To be done:
A) Reproduce the passage of the auction-software essay between "The Liaison, The" and "and a father.", inclusive.
B) Please extend the auction-software essay onward from its final sentence.

Selected extract:

So, we went with a “poor” vertical (may we all be as poor as this vertical), and with a very complex system. There are a few reasons for that, although only time would tell if was a good bet:

Yoav, our partner, has a lot of personal connections in this market - he literally played as kid or had weekend barbecues with many of the existing players. The auction houses by nature are relying heavily on those relations, so having a foothold in this niche market is an incredible advantage

Grabbing the big player was really hard. Heinrich Koehler requires a lot of care, and enormous amount of development. But once we got there, we have one hell of a bragging right.

There’s also an obvious one that is often not mentioned - we didn’t know better. Only until very late in the process, we never asked those questions, as we were too distracted with chasing the opportunities that were popping.

But the above derails from probably the biggest mistake we did along the years: not building the right thing.

If you are in the tech industry, I would bet you have seen this in one form or another. The manifestation of it is the dreaded “In the end we don’t need it” sentence floating in the air, and a team of developers and project managers face-palming. Developers are cynical for a reason. They have seen this one too many times.

I think that developing something that is only 90% correct is much worse than not developing it at all. When you don’t have a car, you don’t go out of town for a trip. When you do, but it constantly breaks or doesn’t really get you to the point you wanted, you also don’t get to hike, only you are super frustrated at the expense of the misbehaving car, and at the fact that it’s, well, not working.

We were able to prevent that from happening to many of our clients, but fell to the same trap. We assumed some features were needed. We thought we should build it in a certain way. But we didn’t know. We didn’t always have a real use case, and we ended rewriting parts over and over again.

The biggest change, and what has put us on the right path, was when we stopped developing on assumptions, and moved one line of code at a time, only when it was backed up with real use cases. Sounds trivial? It is. Unfortunately, also doing the opposite - “develop by gut feeling” is trivial. I find that it requires more discipline staying on the right path.

Luckily, at some point we have found a superb liaison.

The Liaison, The Partners, and the Art of War

Tobias (Tobi) Huylmans, our liaison, is a person that really influenced for the better and helped shape the product to what it is.

He’s a key person in Heinrich Koehler dealing with just about any aspect of their business. From getting the stamps, describing them, expediting them (i.e. being the professional that gives the seal of approval that the item is genuine), teaching the team how to work with technology, getting every possible complaint from every person nearby, opening issues for us on GitHub, getting filled with pure rage when a feature is not working, getting excited when a feature is working, being the auctioneer at the sale, helping accounting with the bookkeeping, and last, but not least, being a husband and a father.

There are quite a few significant things I’ve learned working with him. The most important is - have someone close the team, that really knows what they are talking about, when it comes to the problem area. That is, I don’t think that his solutions are always the best ones, but he definitely understands the underlying problem.

(Element region listings)
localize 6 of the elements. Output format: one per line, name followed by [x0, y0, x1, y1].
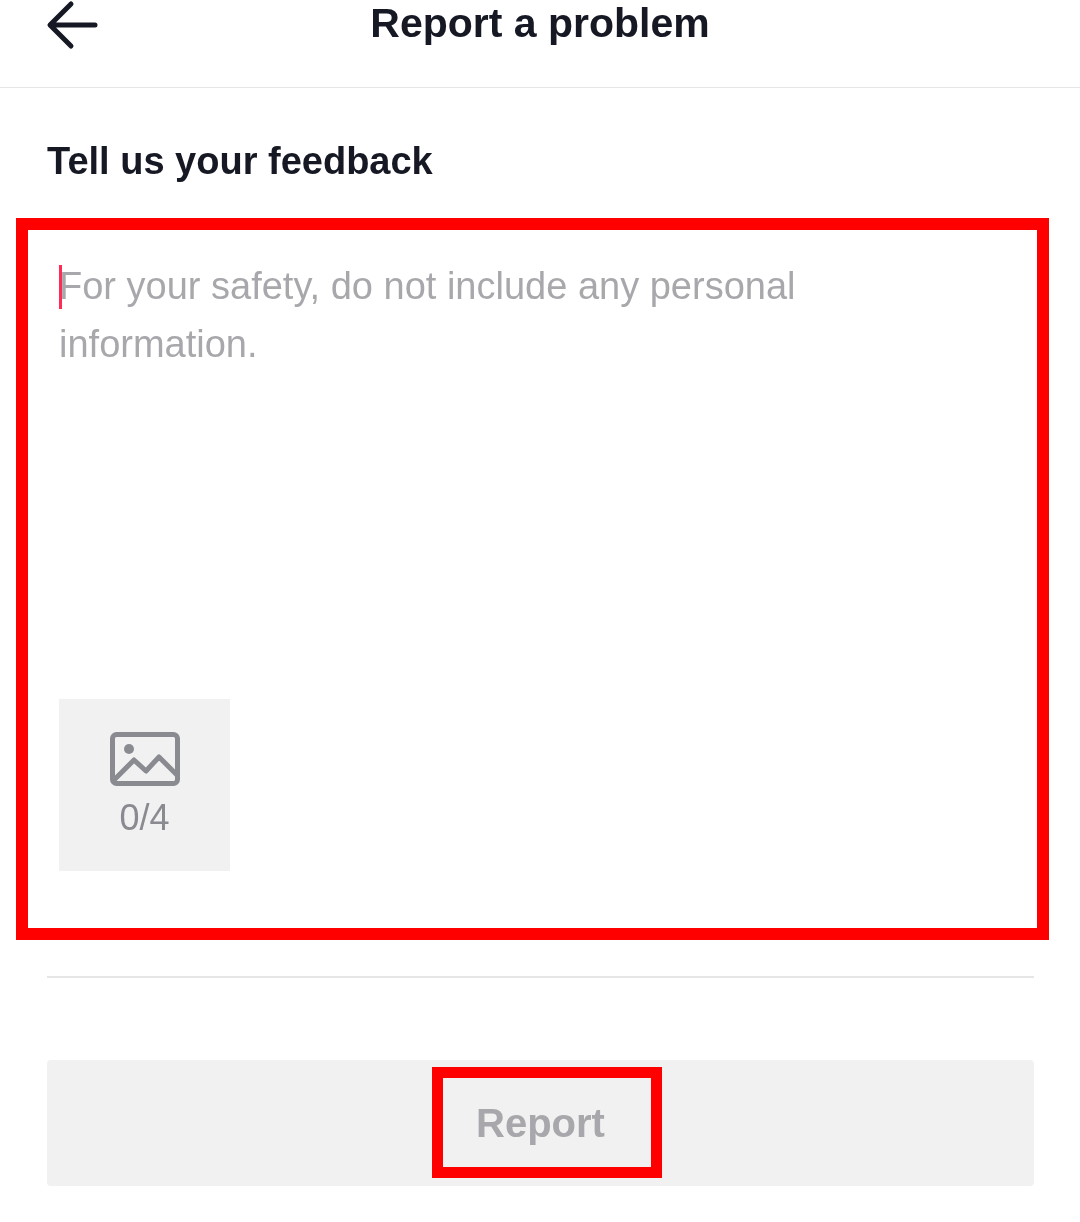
feedback-field[interactable]: For your safety, do not include any personal information. 0/4 — [16, 218, 1049, 940]
image-icon — [109, 732, 180, 786]
page-title: Report a problem — [370, 0, 710, 46]
section-title: Tell us your feedback — [47, 139, 433, 184]
add-image-button[interactable]: 0/4 — [59, 699, 230, 871]
back-icon[interactable] — [45, 0, 99, 50]
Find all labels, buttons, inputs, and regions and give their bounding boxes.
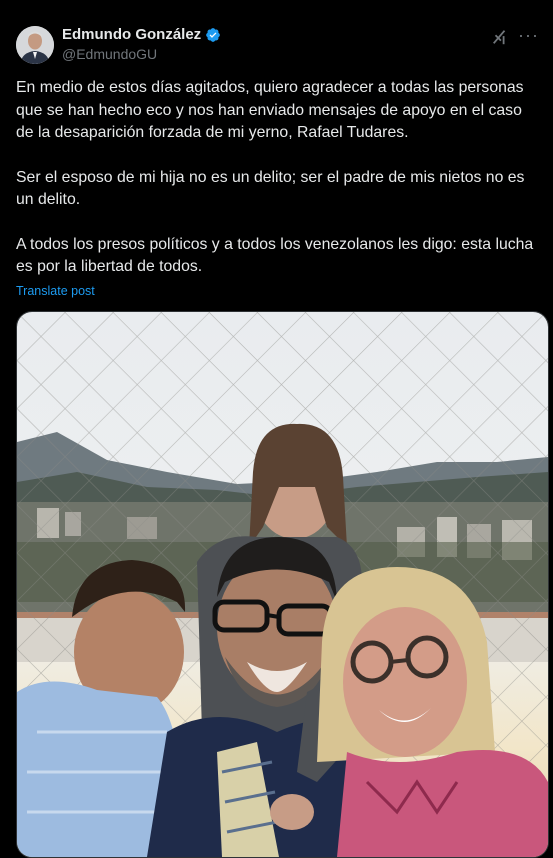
grok-icon[interactable] [491,28,509,46]
author-handle[interactable]: @EdmundoGU [62,46,221,62]
avatar[interactable] [16,26,54,64]
post-paragraph: Ser el esposo de mi hija no es un delito… [16,168,525,209]
post-photo[interactable] [16,311,549,858]
post-text: En medio de estos días agitados, quiero … [16,77,540,279]
post-paragraph: En medio de estos días agitados, quiero … [16,79,524,141]
translate-post-link[interactable]: Translate post [16,284,95,298]
author-info: Edmundo González @EdmundoGU [62,26,221,62]
verified-badge-icon [206,27,221,42]
more-icon[interactable]: ··· [518,26,539,44]
author-display-name[interactable]: Edmundo González [62,26,201,43]
post-header: Edmundo González @EdmundoGU ··· [16,24,543,68]
post-paragraph: A todos los presos políticos y a todos l… [16,235,534,276]
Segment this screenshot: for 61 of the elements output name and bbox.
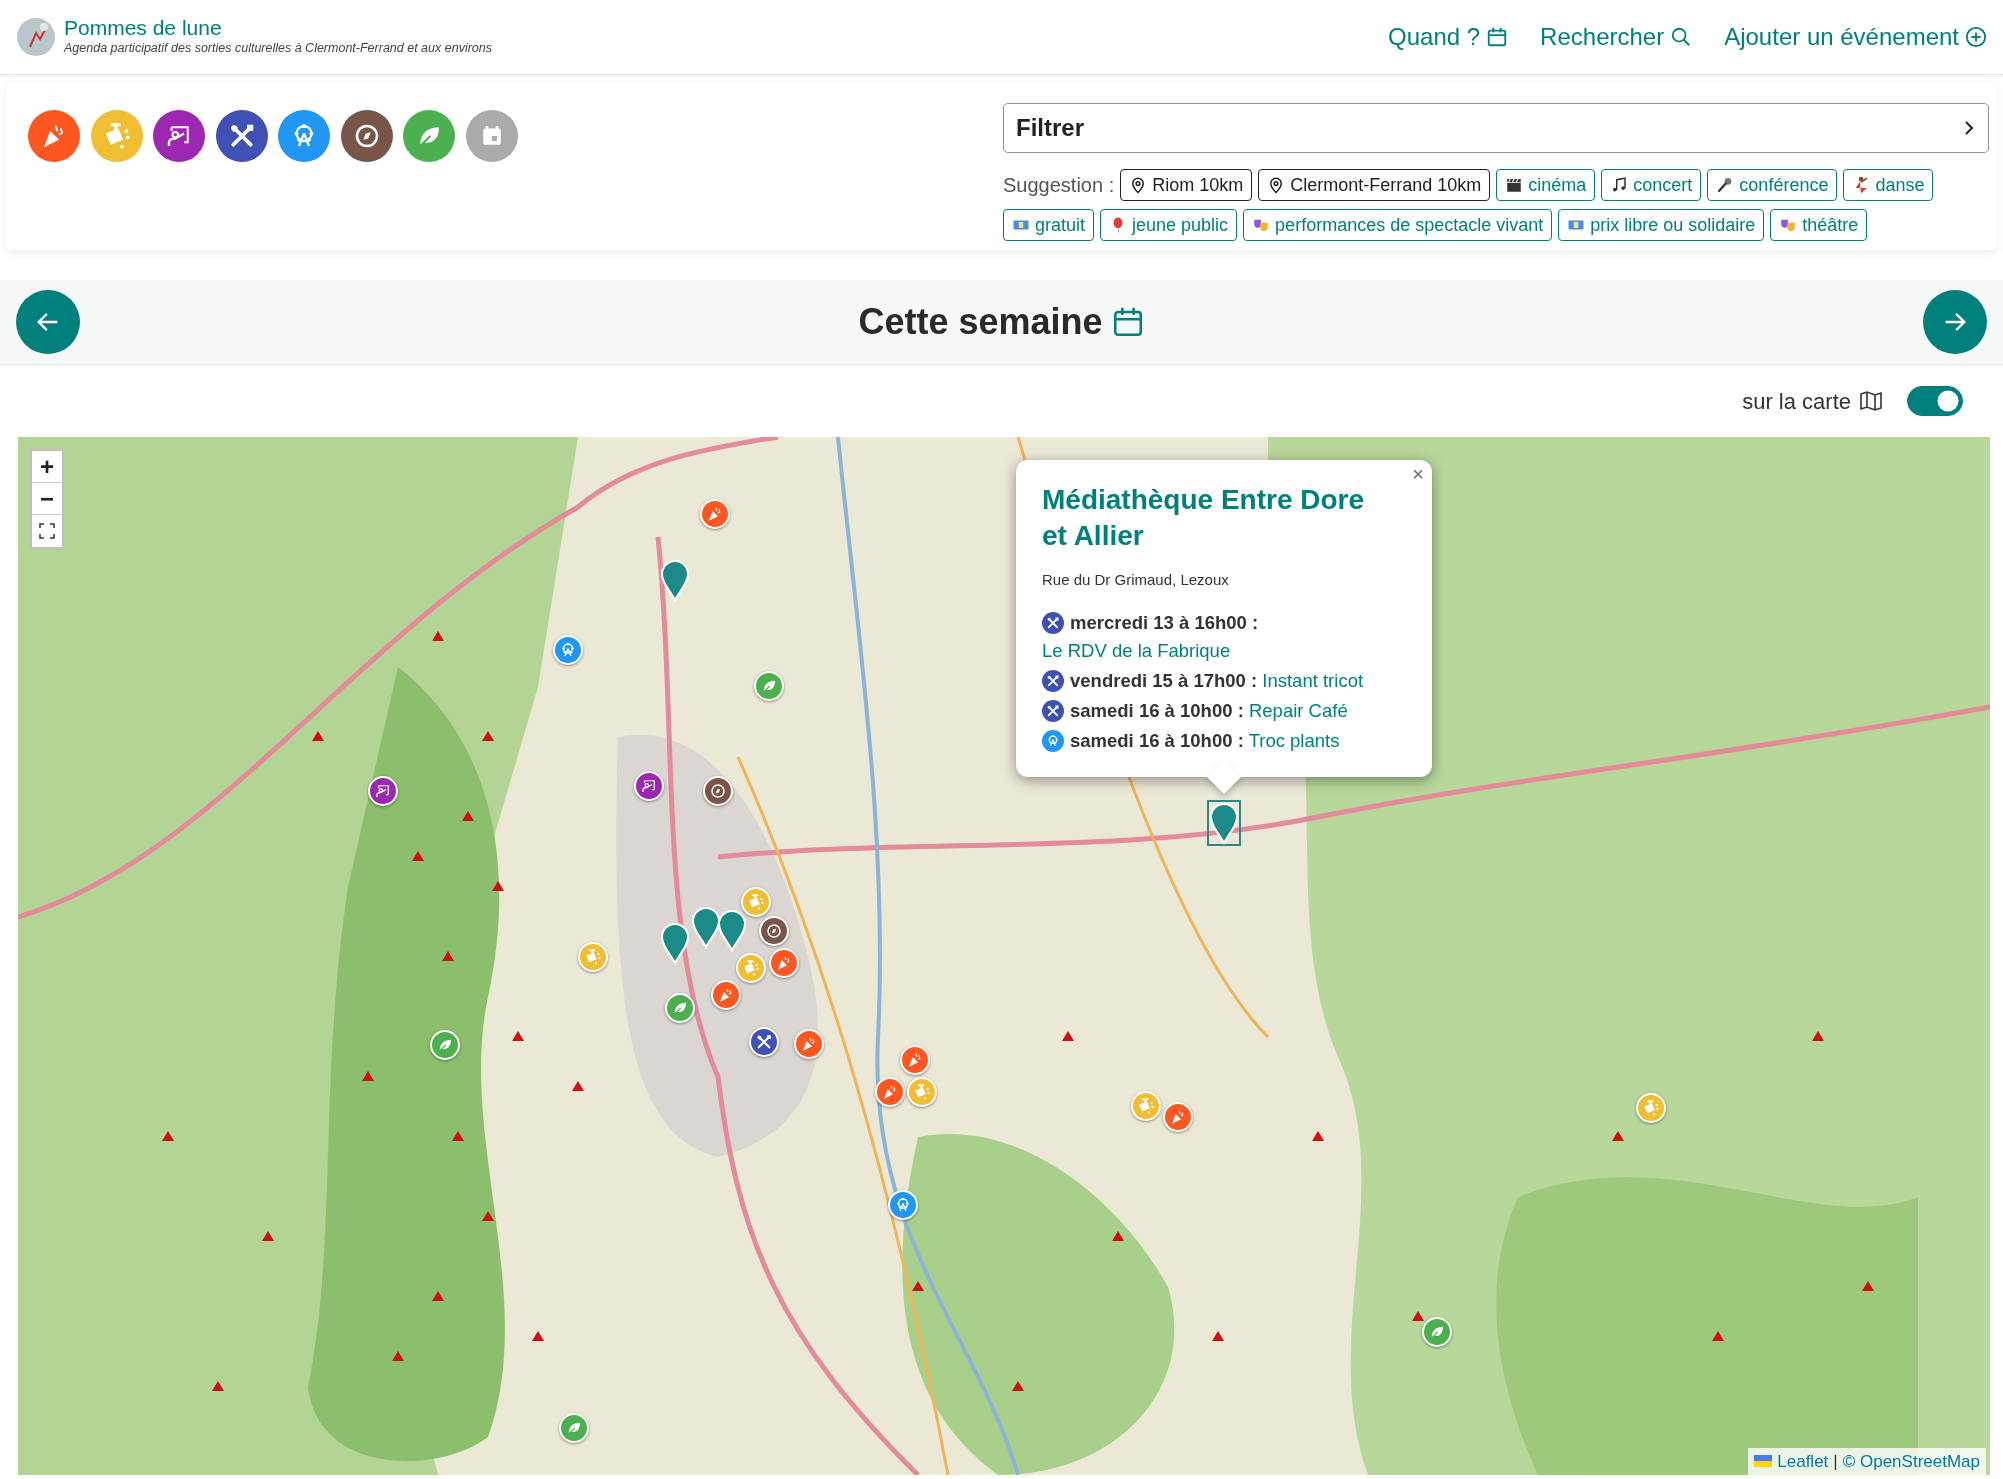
- music-note-icon: [1610, 176, 1629, 194]
- site-title[interactable]: Pommes de lune: [64, 16, 492, 40]
- map-pin[interactable]: [715, 907, 749, 953]
- openstreetmap-link[interactable]: © OpenStreetMap: [1842, 1448, 1980, 1474]
- tag-chip[interactable]: danse: [1843, 169, 1934, 201]
- nav-link[interactable]: Ajouter un événement: [1724, 19, 1987, 55]
- paint-bucket-icon: [913, 1083, 932, 1102]
- place-chip[interactable]: Riom 10km: [1120, 169, 1253, 201]
- filter-field[interactable]: Filtrer: [1003, 103, 1989, 153]
- logo-icon: [16, 17, 56, 57]
- paint-bucket-icon: [742, 959, 761, 978]
- search-icon: [1670, 26, 1693, 48]
- flag-icon: [1754, 1455, 1773, 1468]
- paint-bucket-icon: [747, 892, 766, 911]
- venue-title: Médiathèque Entre Dore et Allier: [1042, 483, 1366, 554]
- compass-icon: [708, 781, 727, 800]
- event-link[interactable]: Troc plants: [1248, 730, 1340, 752]
- leaflet-link[interactable]: Leaflet: [1777, 1448, 1829, 1474]
- week-title: Cette semaine: [858, 300, 1103, 344]
- tag-chip[interactable]: gratuit: [1003, 209, 1095, 241]
- suggestion-label: Suggestion :: [1003, 173, 1115, 198]
- paint-bucket-icon: [1136, 1097, 1155, 1116]
- event-time: mercredi 13 à 16h00 :: [1070, 612, 1259, 634]
- map-pin[interactable]: [1206, 799, 1241, 846]
- chevron-right-icon: [1962, 120, 1976, 136]
- event-time: samedi 16 à 10h00 :: [1070, 730, 1244, 752]
- add-icon: [1965, 26, 1987, 48]
- calendar-icon: [1486, 26, 1509, 48]
- tag-chip[interactable]: conférence: [1707, 169, 1838, 201]
- nav-link[interactable]: Rechercher: [1540, 19, 1693, 55]
- event-time: vendredi 15 à 17h00 :: [1070, 670, 1258, 692]
- place-chip[interactable]: Clermont-Ferrand 10km: [1258, 169, 1491, 201]
- event-link[interactable]: Repair Café: [1248, 700, 1348, 722]
- close-button[interactable]: ×: [1412, 464, 1424, 484]
- paint-bucket-icon: [1641, 1098, 1660, 1117]
- event-time: samedi 16 à 10h00 :: [1070, 700, 1244, 722]
- site-tagline: Agenda participatif des sorties culturelles à Clermont-Ferrand et aux environs: [64, 40, 492, 58]
- zoom-in-button[interactable]: +: [32, 451, 62, 483]
- category-button[interactable]: [278, 110, 330, 162]
- fullscreen-icon: [39, 523, 55, 539]
- map-toggle-label: sur la carte: [1742, 387, 1851, 416]
- tag-chip[interactable]: théâtre: [1770, 209, 1868, 241]
- map-toggle[interactable]: [1907, 386, 1963, 416]
- category-button[interactable]: [340, 110, 393, 162]
- tag-chip[interactable]: cinéma: [1496, 169, 1596, 201]
- clapper-icon: [1505, 176, 1524, 194]
- paint-bucket-icon: [583, 947, 602, 966]
- compass-icon: [765, 922, 784, 941]
- category-button[interactable]: [153, 110, 205, 162]
- separator: |: [1833, 1450, 1838, 1473]
- map-icon: [1859, 389, 1883, 413]
- event-link[interactable]: Instant tricot: [1262, 670, 1364, 692]
- tag-chip[interactable]: performances de spectacle vivant: [1243, 209, 1553, 241]
- category-button[interactable]: [28, 110, 80, 162]
- event-link[interactable]: Le RDV de la Fabrique: [1042, 640, 1231, 662]
- tag-chip[interactable]: prix libre ou solidaire: [1558, 209, 1765, 241]
- tag-chip[interactable]: jeune public: [1100, 209, 1238, 241]
- category-button[interactable]: [215, 110, 268, 162]
- venue-address: Rue du Dr Grimaud, Lezoux: [1042, 569, 1230, 590]
- nav-link[interactable]: Quand ?: [1388, 19, 1509, 55]
- tag-chip[interactable]: concert: [1601, 169, 1702, 201]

Results:
A)
The Liaison, The Partners, and the Art of War

Tobias (Tobi) Huylmans, our liaison, is a person that really influenced for the better and helped shape the product to what it is.

He’s a key person in Heinrich Koehler dealing with just about any aspect of their business. From getting the stamps, describing them, expediting them (i.e. being the professional that gives the seal of approval that the item is genuine), teaching the team how to work with technology, getting every possible complaint from every person nearby, opening issues for us on GitHub, getting filled with pure rage when a feature is not working, getting excited when a feature is working, being the auctioneer at the sale, helping accounting with the bookkeeping, and last, but not least, being a husband and a father.

B)
It’s probably ridiculous how obvious this above resolution is, and yet I suspect we are not the only ones in the world who didn’t grasp it fully. If I’d have to make it an actionable item for any new entrepreneur I’d call it “Don’t start anything unless you have an expert in the field, that is in a daily contact with you.”

Every field has a certain amount of logic, that only when you immerse yourself in it do you really get it. For me personally it took almost four months of daily work to “get it”, when it came to how bids should be allowed to be placed. Your brain might tell you it’s a click of a button, but my code with 40+ different exceptions that can be thrown along a single request is saying differently.

We wouldn’t have gotten there without Tobi. It’s obvious that I have enormous respect for him, but at the same time he can drive me crazy.

I need a calm atmosphere in order to be productive. However, Tobi is all over the place. I can’t blame him - you’ve just read how many things he’s dealing with. But at times of pressure he’s sometimes expecting FOR THINGS TO BE FIXED IMMEDIATELY!!!
You probably get my point. I’m appreciative for all his input, but I need it to be filtered. Luckily me and my partners’ personalities are on slightly different spectrums that are (usually) complimenting each other:

I can code well in short sprints, where the scope is limited. I’m slightly obsessed with clean code and automatic testing, but I can’t hold it for super long periods.

Brice is hardly ever getting stressed and can manage huge scopes. He’s more of a “if it works don’t fix it”, while I have a tendency to want to polish existing (ugly) code when I come across it. His “Pragmatic” level is set all the way to maximum. So while I don’t always agree with his technical decisions, one way or another, the end result is a beast of a system that allows managing huge collections of items, with their history and along with their accounting, invoicing and much more. In short, he delivers.

Yoav’s knows the ins and outs of the auction field. On top of that his patience is only slightly higher than a Hindu cow. One can imagine the amount of pressure he has undergone in those first sales when things were not as smooth as they should have been. I surely would have cracked.

This mix of personalities isn’t something we’re hiding. In fact it’s what allows us to manage this battle field called auctions sales. Sometimes the client needs a good old tender loving care, with a “Yes, we will have it”; sometimes they need to hear a “No, we will not get to it on time” with a calm voice; and sometimes they need to see me about to start foaming from the mouth when I feel our efforts are not appreciated.

Our Stack

Our Elm & Drupal stack is probably quite unique. After almost 4 years with this stack I’m feeling very strongly about the following universal truth:

Elm is absolutely awesome. We would not have had such a stable product with JS in such a short time. I’m not saying others could not do it in JS. I’m saying we couldn’t, and I wouldn’t have wanted to bother to try it. In a way I feel that I have reached a point where I see people writing apps in JS, and can’t understand why they are interacting with that language directly. If there is one technical tip I’d give someone looking into front end and feeling burned by JS is “try Elm.”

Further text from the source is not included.